# [Entries from a visual dataset]
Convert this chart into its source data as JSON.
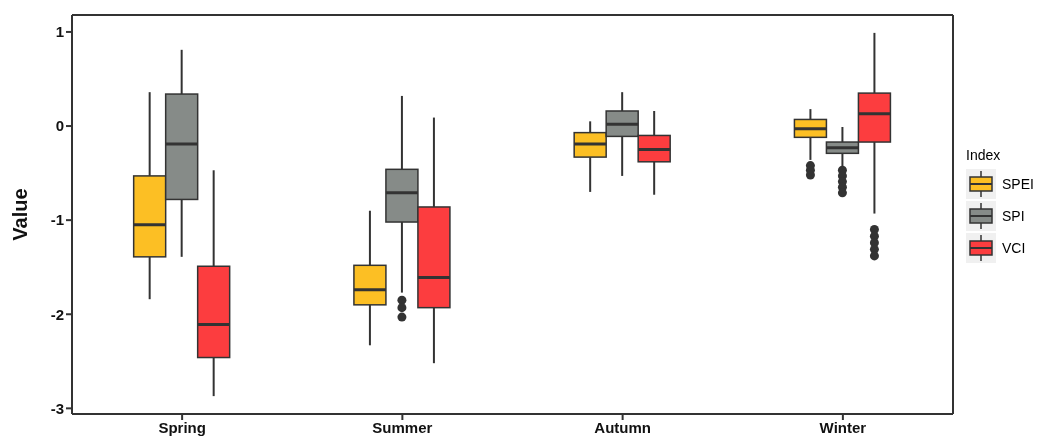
{
  "chart_data": {
    "type": "box",
    "ylabel": "Value",
    "legend_title": "Index",
    "legend": "right",
    "grid": false,
    "categories": [
      "Spring",
      "Summer",
      "Autumn",
      "Winter"
    ],
    "ylim": [
      -3.06,
      1.18
    ],
    "yticks": [
      -3,
      -2,
      -1,
      0,
      1
    ],
    "series": [
      {
        "name": "SPEI",
        "color": "#fcbf24",
        "boxes": [
          {
            "low": -1.84,
            "q1": -1.39,
            "median": -1.05,
            "q3": -0.53,
            "high": 0.36
          },
          {
            "low": -2.33,
            "q1": -1.9,
            "median": -1.74,
            "q3": -1.48,
            "high": -0.9
          },
          {
            "low": -0.7,
            "q1": -0.33,
            "median": -0.19,
            "q3": -0.07,
            "high": 0.05
          },
          {
            "low": -0.36,
            "q1": -0.12,
            "median": -0.03,
            "q3": 0.07,
            "high": 0.18,
            "outliers": [
              -0.42,
              -0.47,
              -0.52
            ]
          }
        ]
      },
      {
        "name": "SPI",
        "color": "#868b88",
        "boxes": [
          {
            "low": -1.39,
            "q1": -0.78,
            "median": -0.19,
            "q3": 0.34,
            "high": 0.81
          },
          {
            "low": -1.77,
            "q1": -1.02,
            "median": -0.71,
            "q3": -0.46,
            "high": 0.32,
            "outliers": [
              -1.85,
              -1.93,
              -2.03
            ]
          },
          {
            "low": -0.53,
            "q1": -0.11,
            "median": 0.02,
            "q3": 0.16,
            "high": 0.36
          },
          {
            "low": -0.43,
            "q1": -0.29,
            "median": -0.23,
            "q3": -0.17,
            "high": -0.01,
            "outliers": [
              -0.47,
              -0.53,
              -0.59,
              -0.65,
              -0.71
            ]
          }
        ]
      },
      {
        "name": "VCI",
        "color": "#fc3d3f",
        "boxes": [
          {
            "low": -2.87,
            "q1": -2.46,
            "median": -2.11,
            "q3": -1.49,
            "high": -0.47
          },
          {
            "low": -2.52,
            "q1": -1.93,
            "median": -1.61,
            "q3": -0.86,
            "high": 0.09
          },
          {
            "low": -0.73,
            "q1": -0.38,
            "median": -0.25,
            "q3": -0.1,
            "high": 0.16
          },
          {
            "low": -0.93,
            "q1": -0.17,
            "median": 0.13,
            "q3": 0.35,
            "high": 0.99,
            "outliers": [
              -1.1,
              -1.17,
              -1.24,
              -1.31,
              -1.38
            ]
          }
        ]
      }
    ]
  }
}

# [Requirements]
Please set down each line of the data above exactly as written, without the pictures.

# [Result]
Convert this chart into its source data as JSON.
{
  "chart_data": {
    "type": "box",
    "ylabel": "Value",
    "legend_title": "Index",
    "legend": "right",
    "grid": false,
    "categories": [
      "Spring",
      "Summer",
      "Autumn",
      "Winter"
    ],
    "ylim": [
      -3.06,
      1.18
    ],
    "yticks": [
      -3,
      -2,
      -1,
      0,
      1
    ],
    "series": [
      {
        "name": "SPEI",
        "color": "#fcbf24",
        "boxes": [
          {
            "low": -1.84,
            "q1": -1.39,
            "median": -1.05,
            "q3": -0.53,
            "high": 0.36
          },
          {
            "low": -2.33,
            "q1": -1.9,
            "median": -1.74,
            "q3": -1.48,
            "high": -0.9
          },
          {
            "low": -0.7,
            "q1": -0.33,
            "median": -0.19,
            "q3": -0.07,
            "high": 0.05
          },
          {
            "low": -0.36,
            "q1": -0.12,
            "median": -0.03,
            "q3": 0.07,
            "high": 0.18,
            "outliers": [
              -0.42,
              -0.47,
              -0.52
            ]
          }
        ]
      },
      {
        "name": "SPI",
        "color": "#868b88",
        "boxes": [
          {
            "low": -1.39,
            "q1": -0.78,
            "median": -0.19,
            "q3": 0.34,
            "high": 0.81
          },
          {
            "low": -1.77,
            "q1": -1.02,
            "median": -0.71,
            "q3": -0.46,
            "high": 0.32,
            "outliers": [
              -1.85,
              -1.93,
              -2.03
            ]
          },
          {
            "low": -0.53,
            "q1": -0.11,
            "median": 0.02,
            "q3": 0.16,
            "high": 0.36
          },
          {
            "low": -0.43,
            "q1": -0.29,
            "median": -0.23,
            "q3": -0.17,
            "high": -0.01,
            "outliers": [
              -0.47,
              -0.53,
              -0.59,
              -0.65,
              -0.71
            ]
          }
        ]
      },
      {
        "name": "VCI",
        "color": "#fc3d3f",
        "boxes": [
          {
            "low": -2.87,
            "q1": -2.46,
            "median": -2.11,
            "q3": -1.49,
            "high": -0.47
          },
          {
            "low": -2.52,
            "q1": -1.93,
            "median": -1.61,
            "q3": -0.86,
            "high": 0.09
          },
          {
            "low": -0.73,
            "q1": -0.38,
            "median": -0.25,
            "q3": -0.1,
            "high": 0.16
          },
          {
            "low": -0.93,
            "q1": -0.17,
            "median": 0.13,
            "q3": 0.35,
            "high": 0.99,
            "outliers": [
              -1.1,
              -1.17,
              -1.24,
              -1.31,
              -1.38
            ]
          }
        ]
      }
    ]
  }
}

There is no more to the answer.